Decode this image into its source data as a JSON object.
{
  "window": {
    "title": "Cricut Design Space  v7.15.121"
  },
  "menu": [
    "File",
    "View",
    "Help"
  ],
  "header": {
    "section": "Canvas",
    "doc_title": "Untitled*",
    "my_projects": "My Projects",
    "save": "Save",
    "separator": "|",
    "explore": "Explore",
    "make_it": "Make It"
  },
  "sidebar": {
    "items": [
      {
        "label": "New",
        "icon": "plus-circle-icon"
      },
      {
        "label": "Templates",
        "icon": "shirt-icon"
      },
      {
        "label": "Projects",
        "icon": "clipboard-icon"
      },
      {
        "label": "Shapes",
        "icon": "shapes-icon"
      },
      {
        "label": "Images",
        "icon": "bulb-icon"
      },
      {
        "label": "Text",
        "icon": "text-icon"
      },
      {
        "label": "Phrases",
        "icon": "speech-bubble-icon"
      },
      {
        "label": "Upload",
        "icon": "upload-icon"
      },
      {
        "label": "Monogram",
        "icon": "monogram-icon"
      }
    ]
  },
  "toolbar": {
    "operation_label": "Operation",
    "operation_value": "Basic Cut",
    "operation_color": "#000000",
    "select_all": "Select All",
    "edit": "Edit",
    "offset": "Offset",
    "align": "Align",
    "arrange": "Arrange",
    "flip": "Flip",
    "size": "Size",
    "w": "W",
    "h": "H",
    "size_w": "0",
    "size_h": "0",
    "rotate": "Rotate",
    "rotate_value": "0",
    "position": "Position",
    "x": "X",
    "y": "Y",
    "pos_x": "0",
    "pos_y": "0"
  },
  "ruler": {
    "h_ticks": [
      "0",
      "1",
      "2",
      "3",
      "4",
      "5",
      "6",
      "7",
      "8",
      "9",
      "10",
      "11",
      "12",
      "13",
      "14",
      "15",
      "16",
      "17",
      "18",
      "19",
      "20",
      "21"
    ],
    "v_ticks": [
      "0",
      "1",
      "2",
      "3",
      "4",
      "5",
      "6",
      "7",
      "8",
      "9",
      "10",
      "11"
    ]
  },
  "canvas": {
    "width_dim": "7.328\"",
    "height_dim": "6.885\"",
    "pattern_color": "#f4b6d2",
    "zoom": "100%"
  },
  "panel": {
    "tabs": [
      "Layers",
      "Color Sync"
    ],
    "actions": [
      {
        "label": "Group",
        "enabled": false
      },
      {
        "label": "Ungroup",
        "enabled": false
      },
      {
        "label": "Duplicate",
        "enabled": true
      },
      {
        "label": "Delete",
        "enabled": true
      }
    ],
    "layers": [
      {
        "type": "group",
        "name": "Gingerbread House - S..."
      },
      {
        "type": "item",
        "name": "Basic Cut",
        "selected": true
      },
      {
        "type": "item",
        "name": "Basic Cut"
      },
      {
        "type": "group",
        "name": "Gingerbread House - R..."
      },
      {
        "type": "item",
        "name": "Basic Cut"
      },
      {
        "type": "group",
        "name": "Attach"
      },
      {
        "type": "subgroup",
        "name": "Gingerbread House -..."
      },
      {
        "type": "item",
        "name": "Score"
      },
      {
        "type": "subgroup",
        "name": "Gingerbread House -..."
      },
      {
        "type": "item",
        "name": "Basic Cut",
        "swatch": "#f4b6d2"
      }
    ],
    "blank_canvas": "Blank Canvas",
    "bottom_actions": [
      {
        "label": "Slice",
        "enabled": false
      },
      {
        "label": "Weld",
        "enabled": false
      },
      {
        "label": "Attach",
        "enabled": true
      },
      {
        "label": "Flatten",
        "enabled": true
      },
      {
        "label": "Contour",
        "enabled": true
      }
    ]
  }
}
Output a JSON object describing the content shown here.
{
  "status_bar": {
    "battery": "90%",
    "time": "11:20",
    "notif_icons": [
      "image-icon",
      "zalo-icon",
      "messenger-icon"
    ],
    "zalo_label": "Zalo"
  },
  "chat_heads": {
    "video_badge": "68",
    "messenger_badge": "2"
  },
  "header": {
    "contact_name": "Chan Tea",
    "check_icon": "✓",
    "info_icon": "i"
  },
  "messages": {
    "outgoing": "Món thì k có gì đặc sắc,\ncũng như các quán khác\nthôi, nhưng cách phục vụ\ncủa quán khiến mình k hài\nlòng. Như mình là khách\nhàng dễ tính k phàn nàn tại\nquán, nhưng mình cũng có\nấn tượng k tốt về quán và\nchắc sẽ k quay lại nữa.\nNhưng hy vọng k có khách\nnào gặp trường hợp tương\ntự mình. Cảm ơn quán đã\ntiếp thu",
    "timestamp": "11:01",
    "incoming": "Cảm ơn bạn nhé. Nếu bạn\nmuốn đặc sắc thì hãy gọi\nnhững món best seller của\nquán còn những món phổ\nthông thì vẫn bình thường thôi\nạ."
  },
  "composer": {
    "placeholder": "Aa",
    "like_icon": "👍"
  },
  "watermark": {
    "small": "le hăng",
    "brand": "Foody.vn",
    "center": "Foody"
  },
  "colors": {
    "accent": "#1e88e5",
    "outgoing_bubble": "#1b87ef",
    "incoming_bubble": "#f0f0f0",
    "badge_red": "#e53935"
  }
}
::::::::
Search the entries for the string "object" and collect each line that has it.

Decode this image into its source data as a JSON object.
Output a JSON object describing the content shown here.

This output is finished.